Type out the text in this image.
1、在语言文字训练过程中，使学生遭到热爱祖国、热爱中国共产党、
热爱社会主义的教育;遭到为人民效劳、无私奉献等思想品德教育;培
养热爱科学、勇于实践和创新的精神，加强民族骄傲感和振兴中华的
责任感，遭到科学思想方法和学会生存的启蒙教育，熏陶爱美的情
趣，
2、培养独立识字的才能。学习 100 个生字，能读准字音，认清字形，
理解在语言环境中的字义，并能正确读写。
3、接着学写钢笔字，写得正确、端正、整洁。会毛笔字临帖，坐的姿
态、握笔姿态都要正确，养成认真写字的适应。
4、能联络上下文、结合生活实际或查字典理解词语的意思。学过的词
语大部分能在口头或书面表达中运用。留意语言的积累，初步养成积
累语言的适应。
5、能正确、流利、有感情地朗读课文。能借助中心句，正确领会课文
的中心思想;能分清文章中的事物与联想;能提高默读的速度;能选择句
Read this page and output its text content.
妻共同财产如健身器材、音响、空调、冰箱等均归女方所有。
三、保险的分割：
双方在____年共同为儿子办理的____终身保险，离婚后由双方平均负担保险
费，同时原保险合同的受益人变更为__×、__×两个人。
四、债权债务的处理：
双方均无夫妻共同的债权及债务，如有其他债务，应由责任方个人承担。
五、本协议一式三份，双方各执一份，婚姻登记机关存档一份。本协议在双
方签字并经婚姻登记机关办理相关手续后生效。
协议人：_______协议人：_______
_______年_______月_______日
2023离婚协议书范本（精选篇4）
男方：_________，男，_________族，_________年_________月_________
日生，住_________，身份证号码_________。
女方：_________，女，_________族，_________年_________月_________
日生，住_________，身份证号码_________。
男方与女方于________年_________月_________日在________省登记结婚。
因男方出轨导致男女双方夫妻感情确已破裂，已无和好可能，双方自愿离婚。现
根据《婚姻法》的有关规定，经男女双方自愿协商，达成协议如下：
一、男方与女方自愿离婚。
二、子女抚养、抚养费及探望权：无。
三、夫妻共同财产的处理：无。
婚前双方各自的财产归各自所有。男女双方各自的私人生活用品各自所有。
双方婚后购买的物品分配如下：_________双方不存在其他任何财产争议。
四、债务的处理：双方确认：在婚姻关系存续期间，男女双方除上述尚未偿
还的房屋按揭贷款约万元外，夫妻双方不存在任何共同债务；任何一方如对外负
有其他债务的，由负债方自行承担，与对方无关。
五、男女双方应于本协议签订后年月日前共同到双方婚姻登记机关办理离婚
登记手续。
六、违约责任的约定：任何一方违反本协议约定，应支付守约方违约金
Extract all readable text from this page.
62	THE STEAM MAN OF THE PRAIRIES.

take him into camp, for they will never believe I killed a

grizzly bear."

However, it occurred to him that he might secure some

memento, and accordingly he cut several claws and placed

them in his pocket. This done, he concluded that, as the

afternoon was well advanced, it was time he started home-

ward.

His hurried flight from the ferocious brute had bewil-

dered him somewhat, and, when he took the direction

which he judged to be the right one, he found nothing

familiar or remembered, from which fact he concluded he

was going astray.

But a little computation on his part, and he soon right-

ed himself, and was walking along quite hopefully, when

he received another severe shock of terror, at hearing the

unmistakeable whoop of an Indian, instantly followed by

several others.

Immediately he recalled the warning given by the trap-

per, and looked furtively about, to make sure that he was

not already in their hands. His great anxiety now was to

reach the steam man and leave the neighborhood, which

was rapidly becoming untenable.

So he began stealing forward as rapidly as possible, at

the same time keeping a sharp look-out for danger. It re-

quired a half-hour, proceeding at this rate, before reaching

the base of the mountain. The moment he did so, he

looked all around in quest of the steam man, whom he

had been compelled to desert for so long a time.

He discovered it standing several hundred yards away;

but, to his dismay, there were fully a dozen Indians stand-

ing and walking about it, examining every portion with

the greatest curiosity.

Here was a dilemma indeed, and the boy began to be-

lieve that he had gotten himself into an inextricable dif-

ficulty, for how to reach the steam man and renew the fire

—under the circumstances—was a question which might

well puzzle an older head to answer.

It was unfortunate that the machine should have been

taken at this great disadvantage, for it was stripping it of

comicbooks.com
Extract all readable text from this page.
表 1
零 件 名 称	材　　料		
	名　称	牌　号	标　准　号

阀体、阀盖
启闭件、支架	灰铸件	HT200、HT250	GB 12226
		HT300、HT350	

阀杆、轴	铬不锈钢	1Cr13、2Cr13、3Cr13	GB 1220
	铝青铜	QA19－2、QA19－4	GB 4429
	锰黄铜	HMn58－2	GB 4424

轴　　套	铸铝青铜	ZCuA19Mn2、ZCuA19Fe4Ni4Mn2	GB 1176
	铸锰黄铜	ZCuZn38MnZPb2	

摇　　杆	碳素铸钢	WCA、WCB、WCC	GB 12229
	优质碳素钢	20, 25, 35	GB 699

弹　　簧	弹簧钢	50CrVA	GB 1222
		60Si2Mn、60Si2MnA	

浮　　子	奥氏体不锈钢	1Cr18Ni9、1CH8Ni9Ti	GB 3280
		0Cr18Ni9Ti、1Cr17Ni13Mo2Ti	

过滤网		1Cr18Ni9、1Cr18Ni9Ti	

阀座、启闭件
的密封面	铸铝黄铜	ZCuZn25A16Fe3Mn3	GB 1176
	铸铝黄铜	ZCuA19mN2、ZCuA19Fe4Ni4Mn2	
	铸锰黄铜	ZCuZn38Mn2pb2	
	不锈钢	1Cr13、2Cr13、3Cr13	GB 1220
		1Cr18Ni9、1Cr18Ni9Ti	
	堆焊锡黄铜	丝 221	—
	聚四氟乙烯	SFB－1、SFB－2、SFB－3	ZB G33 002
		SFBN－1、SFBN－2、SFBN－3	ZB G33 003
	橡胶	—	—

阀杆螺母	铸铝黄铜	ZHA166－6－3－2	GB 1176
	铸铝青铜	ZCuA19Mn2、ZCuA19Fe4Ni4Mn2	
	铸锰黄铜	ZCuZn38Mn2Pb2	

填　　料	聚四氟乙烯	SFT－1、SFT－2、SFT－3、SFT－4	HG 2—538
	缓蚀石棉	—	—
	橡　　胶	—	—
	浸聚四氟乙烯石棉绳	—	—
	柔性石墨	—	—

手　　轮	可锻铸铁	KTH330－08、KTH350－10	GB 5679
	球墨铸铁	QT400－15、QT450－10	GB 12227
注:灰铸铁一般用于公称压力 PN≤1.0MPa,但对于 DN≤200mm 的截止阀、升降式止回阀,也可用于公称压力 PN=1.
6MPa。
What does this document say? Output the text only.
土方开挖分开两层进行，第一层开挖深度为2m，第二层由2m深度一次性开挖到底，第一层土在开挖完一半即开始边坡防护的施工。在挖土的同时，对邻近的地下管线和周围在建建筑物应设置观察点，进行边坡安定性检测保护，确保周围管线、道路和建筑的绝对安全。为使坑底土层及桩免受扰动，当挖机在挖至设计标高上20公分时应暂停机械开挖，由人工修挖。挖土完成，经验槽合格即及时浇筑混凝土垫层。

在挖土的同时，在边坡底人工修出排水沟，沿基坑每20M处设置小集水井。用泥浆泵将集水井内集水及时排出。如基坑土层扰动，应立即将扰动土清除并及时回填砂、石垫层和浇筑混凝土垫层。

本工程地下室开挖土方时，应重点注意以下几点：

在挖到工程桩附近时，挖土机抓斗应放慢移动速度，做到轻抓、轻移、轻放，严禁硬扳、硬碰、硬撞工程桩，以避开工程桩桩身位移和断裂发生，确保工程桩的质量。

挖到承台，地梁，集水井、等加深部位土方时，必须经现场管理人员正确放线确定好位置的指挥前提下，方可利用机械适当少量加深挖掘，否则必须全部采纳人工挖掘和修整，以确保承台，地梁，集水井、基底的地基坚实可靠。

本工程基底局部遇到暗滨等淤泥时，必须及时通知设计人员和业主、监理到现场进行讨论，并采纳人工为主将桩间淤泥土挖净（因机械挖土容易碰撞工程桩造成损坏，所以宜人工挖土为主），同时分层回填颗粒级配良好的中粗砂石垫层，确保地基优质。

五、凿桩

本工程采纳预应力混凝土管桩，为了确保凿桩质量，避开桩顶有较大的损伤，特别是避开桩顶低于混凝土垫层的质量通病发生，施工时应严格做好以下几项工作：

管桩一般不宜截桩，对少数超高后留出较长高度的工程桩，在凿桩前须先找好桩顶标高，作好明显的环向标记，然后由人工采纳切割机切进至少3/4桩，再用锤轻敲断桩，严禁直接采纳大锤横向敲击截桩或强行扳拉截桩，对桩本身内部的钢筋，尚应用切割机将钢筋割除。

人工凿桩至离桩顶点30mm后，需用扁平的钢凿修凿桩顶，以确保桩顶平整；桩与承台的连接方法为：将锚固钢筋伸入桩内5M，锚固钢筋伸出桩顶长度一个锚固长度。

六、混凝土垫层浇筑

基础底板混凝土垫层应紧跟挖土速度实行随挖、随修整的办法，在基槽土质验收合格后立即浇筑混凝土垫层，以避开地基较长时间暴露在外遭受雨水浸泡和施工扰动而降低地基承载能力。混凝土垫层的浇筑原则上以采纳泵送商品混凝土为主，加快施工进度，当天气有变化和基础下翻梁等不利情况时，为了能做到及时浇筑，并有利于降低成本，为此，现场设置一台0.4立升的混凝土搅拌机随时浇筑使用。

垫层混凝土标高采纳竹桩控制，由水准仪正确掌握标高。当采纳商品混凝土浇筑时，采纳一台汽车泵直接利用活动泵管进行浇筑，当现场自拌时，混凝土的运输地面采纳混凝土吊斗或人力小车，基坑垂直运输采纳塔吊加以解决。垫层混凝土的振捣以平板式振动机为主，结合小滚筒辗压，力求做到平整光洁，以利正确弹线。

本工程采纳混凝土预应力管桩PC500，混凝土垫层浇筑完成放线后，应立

====

Given request ->
Pick out each line containing the string "铸锰黄铜" and copy it.

Correct result ->
	铸锰黄铜	ZCuZn38MnZPb2	
	铸锰黄铜	ZCuZn38Mn2pb2	
	铸锰黄铜	ZCuZn38Mn2Pb2	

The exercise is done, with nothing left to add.